▶ **Task instructions**
State how many lines of the listing below contain the string "axis", matching case exactly, and reply with that number alone.

— Start —

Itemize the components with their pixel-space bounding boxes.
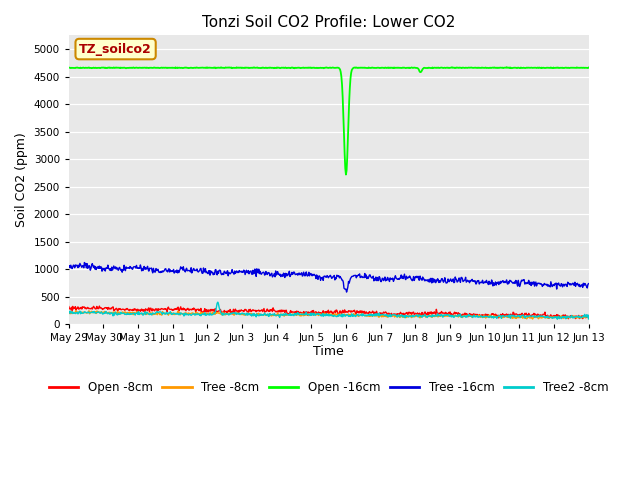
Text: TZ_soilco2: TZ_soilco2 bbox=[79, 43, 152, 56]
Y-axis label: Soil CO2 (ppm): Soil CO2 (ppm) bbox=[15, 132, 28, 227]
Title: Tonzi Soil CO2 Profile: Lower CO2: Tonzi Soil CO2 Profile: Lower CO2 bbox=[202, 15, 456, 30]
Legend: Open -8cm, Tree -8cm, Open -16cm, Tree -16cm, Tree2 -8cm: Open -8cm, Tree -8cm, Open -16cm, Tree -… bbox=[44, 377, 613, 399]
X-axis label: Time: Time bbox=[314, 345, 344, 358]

— End —

▶ **Task answer**
2